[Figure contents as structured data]
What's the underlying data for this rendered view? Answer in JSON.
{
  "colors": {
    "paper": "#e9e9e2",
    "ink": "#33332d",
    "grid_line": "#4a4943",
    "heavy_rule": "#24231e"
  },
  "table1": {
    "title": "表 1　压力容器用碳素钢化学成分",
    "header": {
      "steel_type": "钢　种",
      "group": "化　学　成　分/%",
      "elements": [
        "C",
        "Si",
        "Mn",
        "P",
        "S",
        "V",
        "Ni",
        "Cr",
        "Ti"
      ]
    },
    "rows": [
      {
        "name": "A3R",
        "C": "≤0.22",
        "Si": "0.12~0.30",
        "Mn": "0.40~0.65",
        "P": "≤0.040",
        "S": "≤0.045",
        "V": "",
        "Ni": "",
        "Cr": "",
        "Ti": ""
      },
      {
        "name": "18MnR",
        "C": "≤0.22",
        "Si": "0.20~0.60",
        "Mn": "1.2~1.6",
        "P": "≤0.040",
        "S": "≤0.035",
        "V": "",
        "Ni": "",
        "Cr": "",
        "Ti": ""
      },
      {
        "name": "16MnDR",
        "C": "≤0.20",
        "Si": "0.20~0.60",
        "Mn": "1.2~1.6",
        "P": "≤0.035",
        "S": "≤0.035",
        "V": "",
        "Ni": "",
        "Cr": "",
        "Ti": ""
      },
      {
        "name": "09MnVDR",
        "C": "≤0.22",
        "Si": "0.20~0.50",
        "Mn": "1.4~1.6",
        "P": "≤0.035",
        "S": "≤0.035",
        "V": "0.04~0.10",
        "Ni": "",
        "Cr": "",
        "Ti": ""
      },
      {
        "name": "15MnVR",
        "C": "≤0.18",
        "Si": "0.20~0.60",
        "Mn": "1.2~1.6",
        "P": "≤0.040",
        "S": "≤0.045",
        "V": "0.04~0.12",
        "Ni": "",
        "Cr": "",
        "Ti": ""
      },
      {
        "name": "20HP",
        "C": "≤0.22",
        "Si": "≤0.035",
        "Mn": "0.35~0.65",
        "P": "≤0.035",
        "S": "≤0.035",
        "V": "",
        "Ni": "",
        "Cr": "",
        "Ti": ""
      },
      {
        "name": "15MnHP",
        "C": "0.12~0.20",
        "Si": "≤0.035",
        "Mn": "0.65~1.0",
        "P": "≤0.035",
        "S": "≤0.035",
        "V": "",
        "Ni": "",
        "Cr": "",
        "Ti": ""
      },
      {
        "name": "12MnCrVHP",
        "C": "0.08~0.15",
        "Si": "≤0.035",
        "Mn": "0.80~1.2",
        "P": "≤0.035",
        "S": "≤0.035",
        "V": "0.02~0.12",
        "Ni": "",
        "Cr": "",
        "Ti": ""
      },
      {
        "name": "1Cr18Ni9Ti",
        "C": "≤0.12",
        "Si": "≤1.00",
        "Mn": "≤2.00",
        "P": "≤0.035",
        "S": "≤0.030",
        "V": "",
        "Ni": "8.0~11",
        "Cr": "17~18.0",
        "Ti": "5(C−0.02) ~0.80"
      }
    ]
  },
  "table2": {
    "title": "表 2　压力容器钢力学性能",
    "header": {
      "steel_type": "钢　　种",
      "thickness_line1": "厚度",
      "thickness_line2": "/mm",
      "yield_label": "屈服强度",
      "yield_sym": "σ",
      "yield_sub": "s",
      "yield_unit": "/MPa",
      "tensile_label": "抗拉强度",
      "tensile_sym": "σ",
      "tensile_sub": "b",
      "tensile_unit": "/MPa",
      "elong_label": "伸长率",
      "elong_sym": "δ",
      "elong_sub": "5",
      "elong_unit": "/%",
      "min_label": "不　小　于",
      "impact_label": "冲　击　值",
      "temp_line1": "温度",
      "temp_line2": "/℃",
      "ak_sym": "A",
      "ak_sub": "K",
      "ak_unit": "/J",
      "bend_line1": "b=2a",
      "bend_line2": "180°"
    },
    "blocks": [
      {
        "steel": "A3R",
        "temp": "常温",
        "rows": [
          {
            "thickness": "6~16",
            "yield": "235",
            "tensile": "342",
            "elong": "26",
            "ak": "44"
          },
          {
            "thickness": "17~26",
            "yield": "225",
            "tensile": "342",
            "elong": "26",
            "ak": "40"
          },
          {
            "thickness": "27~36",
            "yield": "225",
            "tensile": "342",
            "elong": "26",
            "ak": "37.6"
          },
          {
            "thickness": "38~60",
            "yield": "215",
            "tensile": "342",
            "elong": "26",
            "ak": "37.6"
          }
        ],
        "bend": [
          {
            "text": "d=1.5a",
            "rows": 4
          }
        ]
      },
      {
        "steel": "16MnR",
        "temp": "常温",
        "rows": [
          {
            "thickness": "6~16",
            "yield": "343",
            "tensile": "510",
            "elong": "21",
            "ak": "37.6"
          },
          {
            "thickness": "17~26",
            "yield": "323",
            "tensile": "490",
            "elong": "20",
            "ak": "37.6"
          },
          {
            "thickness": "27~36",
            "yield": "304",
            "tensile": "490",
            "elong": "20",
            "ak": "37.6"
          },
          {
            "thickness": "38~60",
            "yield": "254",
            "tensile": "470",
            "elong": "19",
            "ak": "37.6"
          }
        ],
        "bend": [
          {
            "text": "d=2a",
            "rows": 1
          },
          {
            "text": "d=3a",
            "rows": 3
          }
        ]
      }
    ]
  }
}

◆ EXERCISE INSTRUCTIONS:
Retype the material in full. Each word must match.

◆ CORRECT OUTPUT:
What's the underlying data for this rendered view? Answer in JSON.
{
  "colors": {
    "paper": "#e9e9e2",
    "ink": "#33332d",
    "grid_line": "#4a4943",
    "heavy_rule": "#24231e"
  },
  "table1": {
    "title": "表 1　压力容器用碳素钢化学成分",
    "header": {
      "steel_type": "钢　种",
      "group": "化　学　成　分/%",
      "elements": [
        "C",
        "Si",
        "Mn",
        "P",
        "S",
        "V",
        "Ni",
        "Cr",
        "Ti"
      ]
    },
    "rows": [
      {
        "name": "A3R",
        "C": "≤0.22",
        "Si": "0.12~0.30",
        "Mn": "0.40~0.65",
        "P": "≤0.040",
        "S": "≤0.045",
        "V": "",
        "Ni": "",
        "Cr": "",
        "Ti": ""
      },
      {
        "name": "18MnR",
        "C": "≤0.22",
        "Si": "0.20~0.60",
        "Mn": "1.2~1.6",
        "P": "≤0.040",
        "S": "≤0.035",
        "V": "",
        "Ni": "",
        "Cr": "",
        "Ti": ""
      },
      {
        "name": "16MnDR",
        "C": "≤0.20",
        "Si": "0.20~0.60",
        "Mn": "1.2~1.6",
        "P": "≤0.035",
        "S": "≤0.035",
        "V": "",
        "Ni": "",
        "Cr": "",
        "Ti": ""
      },
      {
        "name": "09MnVDR",
        "C": "≤0.22",
        "Si": "0.20~0.50",
        "Mn": "1.4~1.6",
        "P": "≤0.035",
        "S": "≤0.035",
        "V": "0.04~0.10",
        "Ni": "",
        "Cr": "",
        "Ti": ""
      },
      {
        "name": "15MnVR",
        "C": "≤0.18",
        "Si": "0.20~0.60",
        "Mn": "1.2~1.6",
        "P": "≤0.040",
        "S": "≤0.045",
        "V": "0.04~0.12",
        "Ni": "",
        "Cr": "",
        "Ti": ""
      },
      {
        "name": "20HP",
        "C": "≤0.22",
        "Si": "≤0.035",
        "Mn": "0.35~0.65",
        "P": "≤0.035",
        "S": "≤0.035",
        "V": "",
        "Ni": "",
        "Cr": "",
        "Ti": ""
      },
      {
        "name": "15MnHP",
        "C": "0.12~0.20",
        "Si": "≤0.035",
        "Mn": "0.65~1.0",
        "P": "≤0.035",
        "S": "≤0.035",
        "V": "",
        "Ni": "",
        "Cr": "",
        "Ti": ""
      },
      {
        "name": "12MnCrVHP",
        "C": "0.08~0.15",
        "Si": "≤0.035",
        "Mn": "0.80~1.2",
        "P": "≤0.035",
        "S": "≤0.035",
        "V": "0.02~0.12",
        "Ni": "",
        "Cr": "",
        "Ti": ""
      },
      {
        "name": "1Cr18Ni9Ti",
        "C": "≤0.12",
        "Si": "≤1.00",
        "Mn": "≤2.00",
        "P": "≤0.035",
        "S": "≤0.030",
        "V": "",
        "Ni": "8.0~11",
        "Cr": "17~18.0",
        "Ti": "5(C−0.02) ~0.80"
      }
    ]
  },
  "table2": {
    "title": "表 2　压力容器钢力学性能",
    "header": {
      "steel_type": "钢　　种",
      "thickness_line1": "厚度",
      "thickness_line2": "/mm",
      "yield_label": "屈服强度",
      "yield_sym": "σ",
      "yield_sub": "s",
      "yield_unit": "/MPa",
      "tensile_label": "抗拉强度",
      "tensile_sym": "σ",
      "tensile_sub": "b",
      "tensile_unit": "/MPa",
      "elong_label": "伸长率",
      "elong_sym": "δ",
      "elong_sub": "5",
      "elong_unit": "/%",
      "min_label": "不　小　于",
      "impact_label": "冲　击　值",
      "temp_line1": "温度",
      "temp_line2": "/℃",
      "ak_sym": "A",
      "ak_sub": "K",
      "ak_unit": "/J",
      "bend_line1": "b=2a",
      "bend_line2": "180°"
    },
    "blocks": [
      {
        "steel": "A3R",
        "temp": "常温",
        "rows": [
          {
            "thickness": "6~16",
            "yield": "235",
            "tensile": "342",
            "elong": "26",
            "ak": "44"
          },
          {
            "thickness": "17~26",
            "yield": "225",
            "tensile": "342",
            "elong": "26",
            "ak": "40"
          },
          {
            "thickness": "27~36",
            "yield": "225",
            "tensile": "342",
            "elong": "26",
            "ak": "37.6"
          },
          {
            "thickness": "38~60",
            "yield": "215",
            "tensile": "342",
            "elong": "26",
            "ak": "37.6"
          }
        ],
        "bend": [
          {
            "text": "d=1.5a",
            "rows": 4
          }
        ]
      },
      {
        "steel": "16MnR",
        "temp": "常温",
        "rows": [
          {
            "thickness": "6~16",
            "yield": "343",
            "tensile": "510",
            "elong": "21",
            "ak": "37.6"
          },
          {
            "thickness": "17~26",
            "yield": "323",
            "tensile": "490",
            "elong": "20",
            "ak": "37.6"
          },
          {
            "thickness": "27~36",
            "yield": "304",
            "tensile": "490",
            "elong": "20",
            "ak": "37.6"
          },
          {
            "thickness": "38~60",
            "yield": "254",
            "tensile": "470",
            "elong": "19",
            "ak": "37.6"
          }
        ],
        "bend": [
          {
            "text": "d=2a",
            "rows": 1
          },
          {
            "text": "d=3a",
            "rows": 3
          }
        ]
      }
    ]
  }
}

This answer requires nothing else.